Work to do >> Say how many lines contain the word "JSON" and give no other text.

Supplied entries >>
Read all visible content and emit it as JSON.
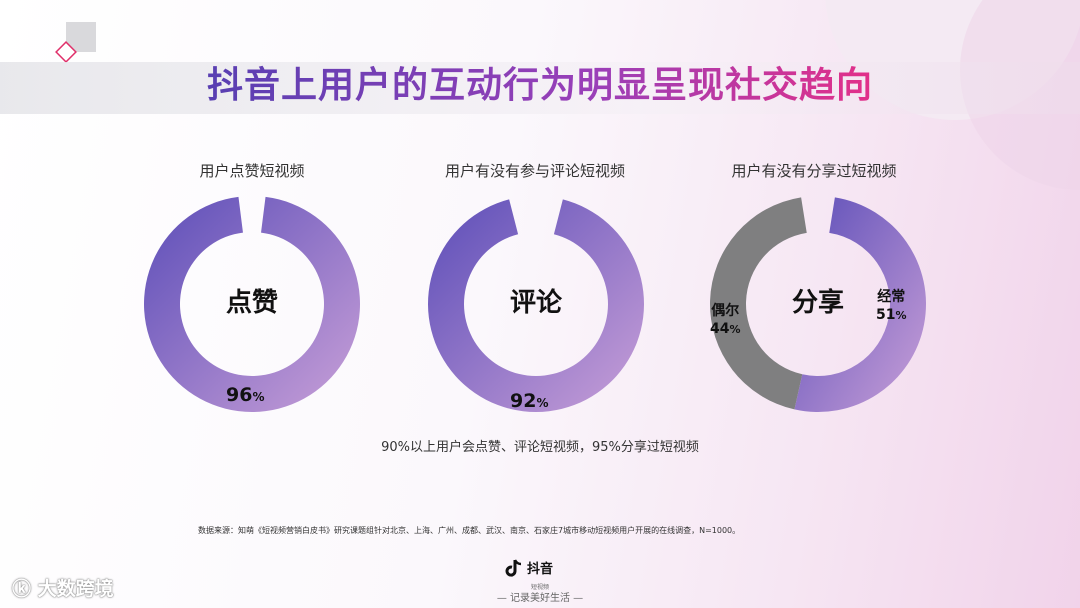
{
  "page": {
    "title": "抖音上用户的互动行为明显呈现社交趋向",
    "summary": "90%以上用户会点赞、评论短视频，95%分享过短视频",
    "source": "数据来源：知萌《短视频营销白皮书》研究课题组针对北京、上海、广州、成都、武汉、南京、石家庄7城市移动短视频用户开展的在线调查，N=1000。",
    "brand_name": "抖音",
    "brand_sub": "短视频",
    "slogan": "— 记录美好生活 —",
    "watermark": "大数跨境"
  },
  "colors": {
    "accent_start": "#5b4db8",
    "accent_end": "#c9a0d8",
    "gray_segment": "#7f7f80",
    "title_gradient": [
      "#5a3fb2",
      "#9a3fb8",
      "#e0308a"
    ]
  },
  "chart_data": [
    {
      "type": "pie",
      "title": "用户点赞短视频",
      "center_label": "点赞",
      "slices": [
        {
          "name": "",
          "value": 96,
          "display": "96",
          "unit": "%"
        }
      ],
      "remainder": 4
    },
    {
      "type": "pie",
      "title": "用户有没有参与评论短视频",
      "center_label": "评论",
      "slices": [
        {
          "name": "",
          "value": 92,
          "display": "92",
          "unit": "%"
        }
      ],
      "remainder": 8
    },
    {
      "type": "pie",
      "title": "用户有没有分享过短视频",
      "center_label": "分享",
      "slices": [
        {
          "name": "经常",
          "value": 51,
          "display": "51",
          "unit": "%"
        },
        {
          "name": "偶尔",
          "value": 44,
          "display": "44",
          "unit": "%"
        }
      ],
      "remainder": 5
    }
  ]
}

--

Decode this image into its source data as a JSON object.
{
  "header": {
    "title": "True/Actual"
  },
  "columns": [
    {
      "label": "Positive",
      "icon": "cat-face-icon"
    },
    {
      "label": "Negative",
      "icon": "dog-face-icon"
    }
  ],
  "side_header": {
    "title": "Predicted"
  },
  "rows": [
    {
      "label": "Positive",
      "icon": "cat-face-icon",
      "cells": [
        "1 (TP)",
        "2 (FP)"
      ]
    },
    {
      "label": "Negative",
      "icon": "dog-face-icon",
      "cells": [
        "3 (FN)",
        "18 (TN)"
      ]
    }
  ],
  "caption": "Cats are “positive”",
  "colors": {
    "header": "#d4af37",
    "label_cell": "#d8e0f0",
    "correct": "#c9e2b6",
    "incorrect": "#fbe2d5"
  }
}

Answer for this exercise >> 2